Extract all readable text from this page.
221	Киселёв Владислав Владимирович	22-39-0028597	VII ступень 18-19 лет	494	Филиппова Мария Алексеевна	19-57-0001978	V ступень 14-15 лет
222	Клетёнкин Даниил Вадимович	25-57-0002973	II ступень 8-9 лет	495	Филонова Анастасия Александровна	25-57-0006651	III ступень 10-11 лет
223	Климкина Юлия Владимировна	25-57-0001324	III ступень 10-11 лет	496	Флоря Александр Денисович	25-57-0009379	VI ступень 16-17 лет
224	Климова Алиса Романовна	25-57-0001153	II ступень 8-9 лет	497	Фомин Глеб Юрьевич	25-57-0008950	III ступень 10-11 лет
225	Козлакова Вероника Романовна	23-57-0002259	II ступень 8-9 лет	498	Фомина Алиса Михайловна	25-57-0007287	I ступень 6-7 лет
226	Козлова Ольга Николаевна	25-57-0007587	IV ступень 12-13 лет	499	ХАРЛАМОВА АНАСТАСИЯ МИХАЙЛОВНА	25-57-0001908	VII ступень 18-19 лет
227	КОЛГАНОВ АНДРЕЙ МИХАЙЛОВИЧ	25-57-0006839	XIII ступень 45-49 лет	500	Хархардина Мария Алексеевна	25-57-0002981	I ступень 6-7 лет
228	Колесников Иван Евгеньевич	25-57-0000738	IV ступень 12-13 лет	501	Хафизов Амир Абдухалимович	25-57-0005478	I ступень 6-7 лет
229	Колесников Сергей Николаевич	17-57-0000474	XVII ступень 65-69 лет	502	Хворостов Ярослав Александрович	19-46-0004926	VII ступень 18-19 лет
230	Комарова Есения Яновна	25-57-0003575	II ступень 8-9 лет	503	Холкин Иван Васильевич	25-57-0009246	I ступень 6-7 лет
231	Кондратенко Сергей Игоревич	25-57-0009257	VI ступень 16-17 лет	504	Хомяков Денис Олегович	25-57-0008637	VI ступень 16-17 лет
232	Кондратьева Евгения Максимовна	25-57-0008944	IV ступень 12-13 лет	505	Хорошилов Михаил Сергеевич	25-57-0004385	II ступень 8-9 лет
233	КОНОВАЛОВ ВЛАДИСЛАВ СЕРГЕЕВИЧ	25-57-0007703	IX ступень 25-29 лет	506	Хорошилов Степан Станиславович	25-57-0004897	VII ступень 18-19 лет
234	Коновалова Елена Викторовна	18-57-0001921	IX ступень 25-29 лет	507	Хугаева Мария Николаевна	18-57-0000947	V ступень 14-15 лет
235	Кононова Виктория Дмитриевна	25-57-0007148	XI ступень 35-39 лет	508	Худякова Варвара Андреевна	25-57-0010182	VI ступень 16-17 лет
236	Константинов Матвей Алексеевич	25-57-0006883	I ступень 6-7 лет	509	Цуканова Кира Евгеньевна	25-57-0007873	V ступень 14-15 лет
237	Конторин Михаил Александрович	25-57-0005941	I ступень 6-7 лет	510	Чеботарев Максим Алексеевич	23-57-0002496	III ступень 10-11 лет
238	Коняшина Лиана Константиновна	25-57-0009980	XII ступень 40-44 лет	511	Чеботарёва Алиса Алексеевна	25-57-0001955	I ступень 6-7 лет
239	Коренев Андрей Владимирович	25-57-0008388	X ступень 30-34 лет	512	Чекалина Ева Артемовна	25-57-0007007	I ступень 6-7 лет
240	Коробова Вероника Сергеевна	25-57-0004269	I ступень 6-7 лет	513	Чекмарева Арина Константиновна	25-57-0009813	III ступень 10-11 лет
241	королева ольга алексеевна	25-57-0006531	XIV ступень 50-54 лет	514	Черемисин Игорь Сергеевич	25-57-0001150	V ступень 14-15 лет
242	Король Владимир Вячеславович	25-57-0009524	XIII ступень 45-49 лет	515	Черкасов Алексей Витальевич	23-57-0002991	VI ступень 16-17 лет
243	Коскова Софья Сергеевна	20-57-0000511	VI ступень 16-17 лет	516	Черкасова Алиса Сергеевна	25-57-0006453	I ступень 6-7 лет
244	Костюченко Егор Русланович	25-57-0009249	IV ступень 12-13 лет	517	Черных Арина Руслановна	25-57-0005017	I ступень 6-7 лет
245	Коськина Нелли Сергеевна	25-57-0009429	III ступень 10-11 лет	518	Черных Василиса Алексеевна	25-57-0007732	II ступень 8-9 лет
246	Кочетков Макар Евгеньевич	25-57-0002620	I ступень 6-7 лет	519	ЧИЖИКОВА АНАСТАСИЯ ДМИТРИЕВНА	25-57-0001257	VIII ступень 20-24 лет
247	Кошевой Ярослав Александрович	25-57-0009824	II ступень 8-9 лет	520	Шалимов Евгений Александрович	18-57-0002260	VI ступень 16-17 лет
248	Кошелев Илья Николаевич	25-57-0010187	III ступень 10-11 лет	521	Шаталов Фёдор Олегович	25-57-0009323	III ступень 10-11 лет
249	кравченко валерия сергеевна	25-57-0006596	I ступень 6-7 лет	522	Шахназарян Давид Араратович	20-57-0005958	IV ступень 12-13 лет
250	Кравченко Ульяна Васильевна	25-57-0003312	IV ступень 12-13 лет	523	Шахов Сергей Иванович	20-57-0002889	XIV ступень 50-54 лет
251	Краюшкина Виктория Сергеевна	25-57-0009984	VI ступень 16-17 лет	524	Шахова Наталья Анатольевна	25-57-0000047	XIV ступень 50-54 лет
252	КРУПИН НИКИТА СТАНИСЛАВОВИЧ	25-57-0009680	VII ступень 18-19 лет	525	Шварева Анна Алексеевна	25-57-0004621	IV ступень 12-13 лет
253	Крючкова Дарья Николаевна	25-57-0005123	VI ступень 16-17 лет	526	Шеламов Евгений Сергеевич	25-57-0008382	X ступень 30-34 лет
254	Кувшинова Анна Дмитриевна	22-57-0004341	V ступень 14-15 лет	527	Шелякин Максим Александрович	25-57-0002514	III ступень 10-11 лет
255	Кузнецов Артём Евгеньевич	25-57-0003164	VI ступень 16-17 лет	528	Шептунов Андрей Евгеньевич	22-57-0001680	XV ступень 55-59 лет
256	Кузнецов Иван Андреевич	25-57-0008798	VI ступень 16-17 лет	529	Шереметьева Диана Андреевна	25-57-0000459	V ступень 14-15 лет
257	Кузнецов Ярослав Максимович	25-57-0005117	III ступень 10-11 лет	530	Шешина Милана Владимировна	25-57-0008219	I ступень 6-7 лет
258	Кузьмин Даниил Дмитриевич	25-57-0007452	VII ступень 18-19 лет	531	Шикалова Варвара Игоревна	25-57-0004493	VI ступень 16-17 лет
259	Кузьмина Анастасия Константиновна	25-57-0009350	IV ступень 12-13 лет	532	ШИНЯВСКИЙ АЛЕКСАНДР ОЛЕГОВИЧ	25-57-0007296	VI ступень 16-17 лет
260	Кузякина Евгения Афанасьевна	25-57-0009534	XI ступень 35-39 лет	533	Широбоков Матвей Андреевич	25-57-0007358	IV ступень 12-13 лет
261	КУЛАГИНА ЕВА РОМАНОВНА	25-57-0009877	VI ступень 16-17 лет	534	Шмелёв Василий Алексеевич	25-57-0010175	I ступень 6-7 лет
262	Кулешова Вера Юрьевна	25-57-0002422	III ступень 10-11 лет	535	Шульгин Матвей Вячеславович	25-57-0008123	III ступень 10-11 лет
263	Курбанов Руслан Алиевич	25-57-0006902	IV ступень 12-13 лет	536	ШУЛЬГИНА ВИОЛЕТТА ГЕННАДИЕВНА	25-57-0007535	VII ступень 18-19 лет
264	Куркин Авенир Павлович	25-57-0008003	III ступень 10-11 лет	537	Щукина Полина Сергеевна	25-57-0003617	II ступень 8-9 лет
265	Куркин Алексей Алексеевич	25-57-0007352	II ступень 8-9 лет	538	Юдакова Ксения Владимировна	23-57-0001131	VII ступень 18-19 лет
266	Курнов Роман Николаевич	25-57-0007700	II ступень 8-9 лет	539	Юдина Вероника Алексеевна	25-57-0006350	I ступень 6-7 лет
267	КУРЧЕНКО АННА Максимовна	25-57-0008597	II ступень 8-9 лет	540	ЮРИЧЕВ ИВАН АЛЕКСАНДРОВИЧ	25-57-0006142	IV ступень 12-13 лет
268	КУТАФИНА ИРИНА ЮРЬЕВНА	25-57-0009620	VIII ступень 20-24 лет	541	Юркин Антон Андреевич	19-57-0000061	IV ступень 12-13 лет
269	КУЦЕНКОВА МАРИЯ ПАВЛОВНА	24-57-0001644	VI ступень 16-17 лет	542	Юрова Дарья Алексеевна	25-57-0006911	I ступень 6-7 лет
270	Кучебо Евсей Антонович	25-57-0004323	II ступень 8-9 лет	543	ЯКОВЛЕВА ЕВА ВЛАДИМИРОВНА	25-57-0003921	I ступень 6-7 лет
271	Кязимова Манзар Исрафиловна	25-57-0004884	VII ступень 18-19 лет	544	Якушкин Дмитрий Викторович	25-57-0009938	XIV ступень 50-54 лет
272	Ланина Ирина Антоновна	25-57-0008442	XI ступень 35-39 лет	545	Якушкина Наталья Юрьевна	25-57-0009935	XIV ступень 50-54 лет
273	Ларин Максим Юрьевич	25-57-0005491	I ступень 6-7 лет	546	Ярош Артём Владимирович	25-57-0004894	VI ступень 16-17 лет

> **WHAT YOU WILL DO**:
Give every line of the material that includes the string "Даниил".

> **RESPONSE TO THIS TASK**:
222	Клетёнкин Даниил Вадимович	25-57-0002973	II ступень 8-9 лет	495	Филонова Анастасия Александровна	25-57-0006651	III ступень 10-11 лет
258	Кузьмин Даниил Дмитриевич	25-57-0007452	VII ступень 18-19 лет	531	Шикалова Варвара Игоревна	25-57-0004493	VI ступень 16-17 лет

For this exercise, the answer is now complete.